● PROBLEM DESCRIPTION
Reply with the count of lines holding "title", nothing more.
++++ MATERIAL TO PROCESS ++++
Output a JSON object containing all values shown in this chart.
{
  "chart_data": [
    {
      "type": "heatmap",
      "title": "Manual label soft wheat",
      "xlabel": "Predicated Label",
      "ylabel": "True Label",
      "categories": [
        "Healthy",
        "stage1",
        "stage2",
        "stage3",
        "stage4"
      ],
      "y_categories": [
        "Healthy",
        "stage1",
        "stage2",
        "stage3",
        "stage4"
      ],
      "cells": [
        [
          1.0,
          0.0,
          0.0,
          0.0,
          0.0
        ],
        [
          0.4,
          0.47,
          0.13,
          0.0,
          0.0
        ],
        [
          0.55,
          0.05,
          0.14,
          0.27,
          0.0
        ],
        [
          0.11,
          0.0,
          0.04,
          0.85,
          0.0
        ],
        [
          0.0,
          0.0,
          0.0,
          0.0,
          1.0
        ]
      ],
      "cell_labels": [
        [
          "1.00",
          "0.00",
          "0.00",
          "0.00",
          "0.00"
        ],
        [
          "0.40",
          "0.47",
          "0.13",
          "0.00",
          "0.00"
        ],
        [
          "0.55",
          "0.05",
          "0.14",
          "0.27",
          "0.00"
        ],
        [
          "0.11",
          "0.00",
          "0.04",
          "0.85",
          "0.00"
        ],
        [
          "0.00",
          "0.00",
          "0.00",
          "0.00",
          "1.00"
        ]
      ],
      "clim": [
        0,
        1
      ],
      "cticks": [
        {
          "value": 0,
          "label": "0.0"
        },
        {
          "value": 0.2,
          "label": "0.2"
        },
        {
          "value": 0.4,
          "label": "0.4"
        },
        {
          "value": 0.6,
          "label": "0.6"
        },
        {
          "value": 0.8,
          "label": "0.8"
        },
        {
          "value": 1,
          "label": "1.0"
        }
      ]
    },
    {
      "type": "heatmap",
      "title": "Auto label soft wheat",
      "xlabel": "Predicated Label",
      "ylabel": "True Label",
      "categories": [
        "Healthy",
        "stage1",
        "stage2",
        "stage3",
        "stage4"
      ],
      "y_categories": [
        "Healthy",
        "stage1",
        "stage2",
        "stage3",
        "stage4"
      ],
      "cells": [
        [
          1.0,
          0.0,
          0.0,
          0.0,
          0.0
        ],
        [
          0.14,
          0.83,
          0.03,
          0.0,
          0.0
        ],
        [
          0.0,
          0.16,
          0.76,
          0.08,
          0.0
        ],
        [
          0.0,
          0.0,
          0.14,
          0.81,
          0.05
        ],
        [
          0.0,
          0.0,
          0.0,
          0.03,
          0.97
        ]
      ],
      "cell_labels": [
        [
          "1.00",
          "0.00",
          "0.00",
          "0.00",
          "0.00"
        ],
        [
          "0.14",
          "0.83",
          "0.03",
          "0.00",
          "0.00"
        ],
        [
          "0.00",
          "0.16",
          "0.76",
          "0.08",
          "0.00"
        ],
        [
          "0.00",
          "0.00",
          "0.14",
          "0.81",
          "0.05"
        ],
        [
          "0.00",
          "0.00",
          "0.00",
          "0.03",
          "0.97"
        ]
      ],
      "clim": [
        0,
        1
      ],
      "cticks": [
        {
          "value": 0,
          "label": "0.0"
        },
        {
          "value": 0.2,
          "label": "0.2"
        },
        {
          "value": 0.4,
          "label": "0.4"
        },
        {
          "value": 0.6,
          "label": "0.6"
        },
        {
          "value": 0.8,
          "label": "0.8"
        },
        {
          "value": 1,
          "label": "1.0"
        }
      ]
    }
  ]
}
++++
● OUTPUT FOR THIS TASK
2